-------- Material shown

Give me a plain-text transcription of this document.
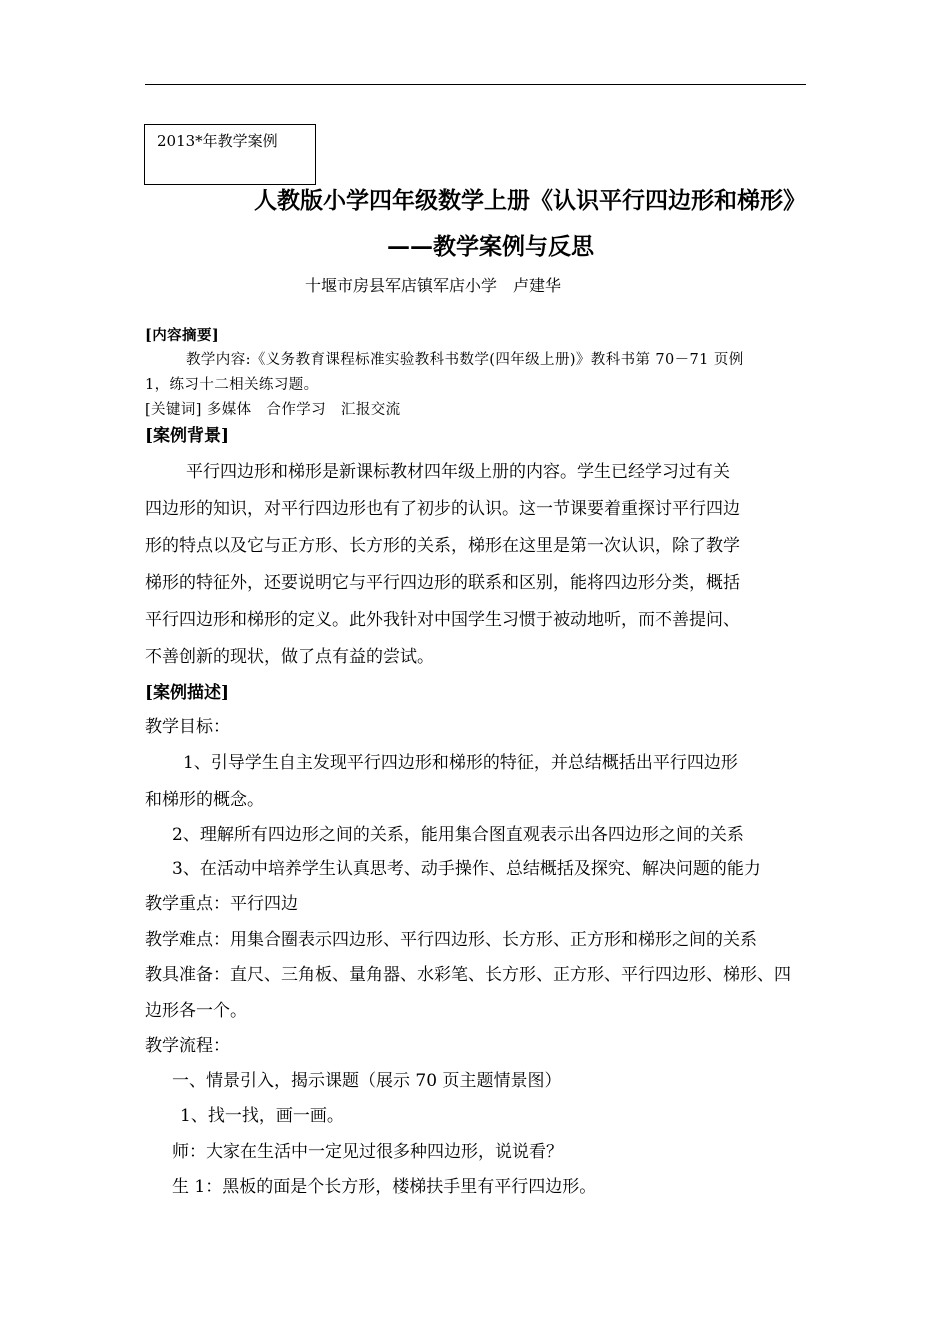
2013*年教学案例
人教版小学四年级数学上册《认识平行四边形和梯形》
——教学案例与反思
十堰市房县军店镇军店小学　卢建华
[内容摘要]
教学内容:《义务教育课程标准实验教科书数学(四年级上册)》教科书第 70－71 页例
1，练习十二相关练习题。
[关键词] 多媒体　合作学习　汇报交流
[案例背景]
平行四边形和梯形是新课标教材四年级上册的内容。学生已经学习过有关
四边形的知识，对平行四边形也有了初步的认识。这一节课要着重探讨平行四边
形的特点以及它与正方形、长方形的关系，梯形在这里是第一次认识，除了教学
梯形的特征外，还要说明它与平行四边形的联系和区别，能将四边形分类，概括
平行四边形和梯形的定义。此外我针对中国学生习惯于被动地听，而不善提问、
不善创新的现状，做了点有益的尝试。
[案例描述]
教学目标：
1、引导学生自主发现平行四边形和梯形的特征，并总结概括出平行四边形
和梯形的概念。
2、理解所有四边形之间的关系，能用集合图直观表示出各四边形之间的关系
3、在活动中培养学生认真思考、动手操作、总结概括及探究、解决问题的能力
教学重点：平行四边
教学难点：用集合圈表示四边形、平行四边形、长方形、正方形和梯形之间的关系
教具准备：直尺、三角板、量角器、水彩笔、长方形、正方形、平行四边形、梯形、四
边形各一个。
教学流程：
一、情景引入，揭示课题（展示 70 页主题情景图）
1、找一找，画一画。
师：大家在生活中一定见过很多种四边形，说说看？
生 1：黑板的面是个长方形，楼梯扶手里有平行四边形。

----------------

**Exercise details**
Do not include images; quote all of the entries above exactly.

**Solution to this problem**
Give me a plain-text transcription of this document.
2013*年教学案例
人教版小学四年级数学上册《认识平行四边形和梯形》
——教学案例与反思
十堰市房县军店镇军店小学　卢建华
[内容摘要]
教学内容:《义务教育课程标准实验教科书数学(四年级上册)》教科书第 70－71 页例
1，练习十二相关练习题。
[关键词] 多媒体　合作学习　汇报交流
[案例背景]
平行四边形和梯形是新课标教材四年级上册的内容。学生已经学习过有关
四边形的知识，对平行四边形也有了初步的认识。这一节课要着重探讨平行四边
形的特点以及它与正方形、长方形的关系，梯形在这里是第一次认识，除了教学
梯形的特征外，还要说明它与平行四边形的联系和区别，能将四边形分类，概括
平行四边形和梯形的定义。此外我针对中国学生习惯于被动地听，而不善提问、
不善创新的现状，做了点有益的尝试。
[案例描述]
教学目标：
1、引导学生自主发现平行四边形和梯形的特征，并总结概括出平行四边形
和梯形的概念。
2、理解所有四边形之间的关系，能用集合图直观表示出各四边形之间的关系
3、在活动中培养学生认真思考、动手操作、总结概括及探究、解决问题的能力
教学重点：平行四边
教学难点：用集合圈表示四边形、平行四边形、长方形、正方形和梯形之间的关系
教具准备：直尺、三角板、量角器、水彩笔、长方形、正方形、平行四边形、梯形、四
边形各一个。
教学流程：
一、情景引入，揭示课题（展示 70 页主题情景图）
1、找一找，画一画。
师：大家在生活中一定见过很多种四边形，说说看？
生 1：黑板的面是个长方形，楼梯扶手里有平行四边形。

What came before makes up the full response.